(What this task involves): Exactly repeat the full listing that follows.

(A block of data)
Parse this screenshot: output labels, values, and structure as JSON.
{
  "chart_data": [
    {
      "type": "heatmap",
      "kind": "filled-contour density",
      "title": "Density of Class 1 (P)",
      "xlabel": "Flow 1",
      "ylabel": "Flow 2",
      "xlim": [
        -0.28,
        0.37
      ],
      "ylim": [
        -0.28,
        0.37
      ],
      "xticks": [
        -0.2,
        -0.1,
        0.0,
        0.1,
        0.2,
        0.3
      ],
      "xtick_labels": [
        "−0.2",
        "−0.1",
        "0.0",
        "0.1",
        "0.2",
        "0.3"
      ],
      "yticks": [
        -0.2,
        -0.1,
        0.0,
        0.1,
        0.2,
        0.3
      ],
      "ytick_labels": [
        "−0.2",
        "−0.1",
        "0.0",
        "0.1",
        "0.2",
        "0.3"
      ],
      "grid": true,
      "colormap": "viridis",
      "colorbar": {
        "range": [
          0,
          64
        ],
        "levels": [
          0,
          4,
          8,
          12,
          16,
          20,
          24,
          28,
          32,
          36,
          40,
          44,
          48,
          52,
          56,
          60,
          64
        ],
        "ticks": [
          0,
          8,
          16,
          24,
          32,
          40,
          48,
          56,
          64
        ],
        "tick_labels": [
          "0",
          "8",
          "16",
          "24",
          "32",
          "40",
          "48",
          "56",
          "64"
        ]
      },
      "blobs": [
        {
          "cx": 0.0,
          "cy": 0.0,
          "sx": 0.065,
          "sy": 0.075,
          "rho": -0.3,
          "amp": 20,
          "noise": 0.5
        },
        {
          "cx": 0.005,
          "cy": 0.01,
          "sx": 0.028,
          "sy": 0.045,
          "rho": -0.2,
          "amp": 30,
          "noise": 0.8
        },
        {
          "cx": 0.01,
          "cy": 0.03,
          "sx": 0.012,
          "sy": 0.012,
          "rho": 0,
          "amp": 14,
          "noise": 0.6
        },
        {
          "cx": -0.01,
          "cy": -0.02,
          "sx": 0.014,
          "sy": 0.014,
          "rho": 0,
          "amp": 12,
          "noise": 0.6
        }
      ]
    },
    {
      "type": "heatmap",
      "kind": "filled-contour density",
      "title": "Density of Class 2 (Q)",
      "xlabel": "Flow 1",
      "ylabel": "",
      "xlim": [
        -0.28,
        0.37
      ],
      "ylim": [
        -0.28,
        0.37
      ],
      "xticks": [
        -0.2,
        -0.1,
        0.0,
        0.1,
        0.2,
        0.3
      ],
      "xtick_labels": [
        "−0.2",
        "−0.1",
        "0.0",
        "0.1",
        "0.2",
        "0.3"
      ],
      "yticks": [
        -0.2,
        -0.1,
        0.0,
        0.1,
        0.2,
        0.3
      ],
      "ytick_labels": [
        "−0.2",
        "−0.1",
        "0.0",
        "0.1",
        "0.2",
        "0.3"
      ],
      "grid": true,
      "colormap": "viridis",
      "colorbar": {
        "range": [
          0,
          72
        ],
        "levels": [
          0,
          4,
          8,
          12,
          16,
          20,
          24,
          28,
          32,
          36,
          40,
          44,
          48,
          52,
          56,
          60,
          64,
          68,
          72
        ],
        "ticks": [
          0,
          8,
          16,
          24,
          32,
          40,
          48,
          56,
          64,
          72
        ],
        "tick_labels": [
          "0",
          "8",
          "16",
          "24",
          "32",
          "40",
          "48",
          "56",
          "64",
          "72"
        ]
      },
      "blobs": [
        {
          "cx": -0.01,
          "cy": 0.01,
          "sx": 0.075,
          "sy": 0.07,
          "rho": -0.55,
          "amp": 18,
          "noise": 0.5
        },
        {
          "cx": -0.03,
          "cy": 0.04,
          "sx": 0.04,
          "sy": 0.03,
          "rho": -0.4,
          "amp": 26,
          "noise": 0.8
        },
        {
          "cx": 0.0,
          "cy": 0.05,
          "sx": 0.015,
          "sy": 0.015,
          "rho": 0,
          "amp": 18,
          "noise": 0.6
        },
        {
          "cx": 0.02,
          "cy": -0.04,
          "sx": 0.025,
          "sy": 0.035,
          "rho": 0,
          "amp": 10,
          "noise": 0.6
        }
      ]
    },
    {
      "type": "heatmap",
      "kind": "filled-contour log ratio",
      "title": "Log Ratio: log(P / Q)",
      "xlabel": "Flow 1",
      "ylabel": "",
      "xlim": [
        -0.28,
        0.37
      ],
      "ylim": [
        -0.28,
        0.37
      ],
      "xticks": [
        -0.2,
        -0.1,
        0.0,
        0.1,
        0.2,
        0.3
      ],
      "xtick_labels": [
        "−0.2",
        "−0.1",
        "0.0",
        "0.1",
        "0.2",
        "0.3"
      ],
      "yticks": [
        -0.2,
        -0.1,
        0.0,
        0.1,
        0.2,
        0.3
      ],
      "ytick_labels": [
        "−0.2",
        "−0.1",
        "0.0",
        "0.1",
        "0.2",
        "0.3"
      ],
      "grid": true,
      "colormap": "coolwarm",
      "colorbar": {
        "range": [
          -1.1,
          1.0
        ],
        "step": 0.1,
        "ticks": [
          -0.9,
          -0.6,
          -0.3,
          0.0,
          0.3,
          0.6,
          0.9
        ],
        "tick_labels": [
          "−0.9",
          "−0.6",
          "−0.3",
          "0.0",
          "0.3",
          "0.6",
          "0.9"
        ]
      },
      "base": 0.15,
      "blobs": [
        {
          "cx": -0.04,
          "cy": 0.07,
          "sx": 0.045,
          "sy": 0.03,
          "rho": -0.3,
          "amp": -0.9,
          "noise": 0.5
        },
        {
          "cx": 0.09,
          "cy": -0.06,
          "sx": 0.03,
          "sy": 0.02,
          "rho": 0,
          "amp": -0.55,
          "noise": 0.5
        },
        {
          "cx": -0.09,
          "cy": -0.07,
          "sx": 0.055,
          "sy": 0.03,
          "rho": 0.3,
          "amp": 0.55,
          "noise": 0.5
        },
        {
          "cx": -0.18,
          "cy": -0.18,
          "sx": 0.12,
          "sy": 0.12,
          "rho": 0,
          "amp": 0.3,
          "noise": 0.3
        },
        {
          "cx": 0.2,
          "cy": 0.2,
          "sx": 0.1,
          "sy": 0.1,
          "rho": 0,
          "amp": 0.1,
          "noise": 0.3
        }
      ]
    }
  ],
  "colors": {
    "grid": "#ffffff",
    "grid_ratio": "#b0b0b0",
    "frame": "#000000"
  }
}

(Complete answer):
Parse this screenshot: output labels, values, and structure as JSON.
{
  "chart_data": [
    {
      "type": "heatmap",
      "kind": "filled-contour density",
      "title": "Density of Class 1 (P)",
      "xlabel": "Flow 1",
      "ylabel": "Flow 2",
      "xlim": [
        -0.28,
        0.37
      ],
      "ylim": [
        -0.28,
        0.37
      ],
      "xticks": [
        -0.2,
        -0.1,
        0.0,
        0.1,
        0.2,
        0.3
      ],
      "xtick_labels": [
        "−0.2",
        "−0.1",
        "0.0",
        "0.1",
        "0.2",
        "0.3"
      ],
      "yticks": [
        -0.2,
        -0.1,
        0.0,
        0.1,
        0.2,
        0.3
      ],
      "ytick_labels": [
        "−0.2",
        "−0.1",
        "0.0",
        "0.1",
        "0.2",
        "0.3"
      ],
      "grid": true,
      "colormap": "viridis",
      "colorbar": {
        "range": [
          0,
          64
        ],
        "levels": [
          0,
          4,
          8,
          12,
          16,
          20,
          24,
          28,
          32,
          36,
          40,
          44,
          48,
          52,
          56,
          60,
          64
        ],
        "ticks": [
          0,
          8,
          16,
          24,
          32,
          40,
          48,
          56,
          64
        ],
        "tick_labels": [
          "0",
          "8",
          "16",
          "24",
          "32",
          "40",
          "48",
          "56",
          "64"
        ]
      },
      "blobs": [
        {
          "cx": 0.0,
          "cy": 0.0,
          "sx": 0.065,
          "sy": 0.075,
          "rho": -0.3,
          "amp": 20,
          "noise": 0.5
        },
        {
          "cx": 0.005,
          "cy": 0.01,
          "sx": 0.028,
          "sy": 0.045,
          "rho": -0.2,
          "amp": 30,
          "noise": 0.8
        },
        {
          "cx": 0.01,
          "cy": 0.03,
          "sx": 0.012,
          "sy": 0.012,
          "rho": 0,
          "amp": 14,
          "noise": 0.6
        },
        {
          "cx": -0.01,
          "cy": -0.02,
          "sx": 0.014,
          "sy": 0.014,
          "rho": 0,
          "amp": 12,
          "noise": 0.6
        }
      ]
    },
    {
      "type": "heatmap",
      "kind": "filled-contour density",
      "title": "Density of Class 2 (Q)",
      "xlabel": "Flow 1",
      "ylabel": "",
      "xlim": [
        -0.28,
        0.37
      ],
      "ylim": [
        -0.28,
        0.37
      ],
      "xticks": [
        -0.2,
        -0.1,
        0.0,
        0.1,
        0.2,
        0.3
      ],
      "xtick_labels": [
        "−0.2",
        "−0.1",
        "0.0",
        "0.1",
        "0.2",
        "0.3"
      ],
      "yticks": [
        -0.2,
        -0.1,
        0.0,
        0.1,
        0.2,
        0.3
      ],
      "ytick_labels": [
        "−0.2",
        "−0.1",
        "0.0",
        "0.1",
        "0.2",
        "0.3"
      ],
      "grid": true,
      "colormap": "viridis",
      "colorbar": {
        "range": [
          0,
          72
        ],
        "levels": [
          0,
          4,
          8,
          12,
          16,
          20,
          24,
          28,
          32,
          36,
          40,
          44,
          48,
          52,
          56,
          60,
          64,
          68,
          72
        ],
        "ticks": [
          0,
          8,
          16,
          24,
          32,
          40,
          48,
          56,
          64,
          72
        ],
        "tick_labels": [
          "0",
          "8",
          "16",
          "24",
          "32",
          "40",
          "48",
          "56",
          "64",
          "72"
        ]
      },
      "blobs": [
        {
          "cx": -0.01,
          "cy": 0.01,
          "sx": 0.075,
          "sy": 0.07,
          "rho": -0.55,
          "amp": 18,
          "noise": 0.5
        },
        {
          "cx": -0.03,
          "cy": 0.04,
          "sx": 0.04,
          "sy": 0.03,
          "rho": -0.4,
          "amp": 26,
          "noise": 0.8
        },
        {
          "cx": 0.0,
          "cy": 0.05,
          "sx": 0.015,
          "sy": 0.015,
          "rho": 0,
          "amp": 18,
          "noise": 0.6
        },
        {
          "cx": 0.02,
          "cy": -0.04,
          "sx": 0.025,
          "sy": 0.035,
          "rho": 0,
          "amp": 10,
          "noise": 0.6
        }
      ]
    },
    {
      "type": "heatmap",
      "kind": "filled-contour log ratio",
      "title": "Log Ratio: log(P / Q)",
      "xlabel": "Flow 1",
      "ylabel": "",
      "xlim": [
        -0.28,
        0.37
      ],
      "ylim": [
        -0.28,
        0.37
      ],
      "xticks": [
        -0.2,
        -0.1,
        0.0,
        0.1,
        0.2,
        0.3
      ],
      "xtick_labels": [
        "−0.2",
        "−0.1",
        "0.0",
        "0.1",
        "0.2",
        "0.3"
      ],
      "yticks": [
        -0.2,
        -0.1,
        0.0,
        0.1,
        0.2,
        0.3
      ],
      "ytick_labels": [
        "−0.2",
        "−0.1",
        "0.0",
        "0.1",
        "0.2",
        "0.3"
      ],
      "grid": true,
      "colormap": "coolwarm",
      "colorbar": {
        "range": [
          -1.1,
          1.0
        ],
        "step": 0.1,
        "ticks": [
          -0.9,
          -0.6,
          -0.3,
          0.0,
          0.3,
          0.6,
          0.9
        ],
        "tick_labels": [
          "−0.9",
          "−0.6",
          "−0.3",
          "0.0",
          "0.3",
          "0.6",
          "0.9"
        ]
      },
      "base": 0.15,
      "blobs": [
        {
          "cx": -0.04,
          "cy": 0.07,
          "sx": 0.045,
          "sy": 0.03,
          "rho": -0.3,
          "amp": -0.9,
          "noise": 0.5
        },
        {
          "cx": 0.09,
          "cy": -0.06,
          "sx": 0.03,
          "sy": 0.02,
          "rho": 0,
          "amp": -0.55,
          "noise": 0.5
        },
        {
          "cx": -0.09,
          "cy": -0.07,
          "sx": 0.055,
          "sy": 0.03,
          "rho": 0.3,
          "amp": 0.55,
          "noise": 0.5
        },
        {
          "cx": -0.18,
          "cy": -0.18,
          "sx": 0.12,
          "sy": 0.12,
          "rho": 0,
          "amp": 0.3,
          "noise": 0.3
        },
        {
          "cx": 0.2,
          "cy": 0.2,
          "sx": 0.1,
          "sy": 0.1,
          "rho": 0,
          "amp": 0.1,
          "noise": 0.3
        }
      ]
    }
  ],
  "colors": {
    "grid": "#ffffff",
    "grid_ratio": "#b0b0b0",
    "frame": "#000000"
  }
}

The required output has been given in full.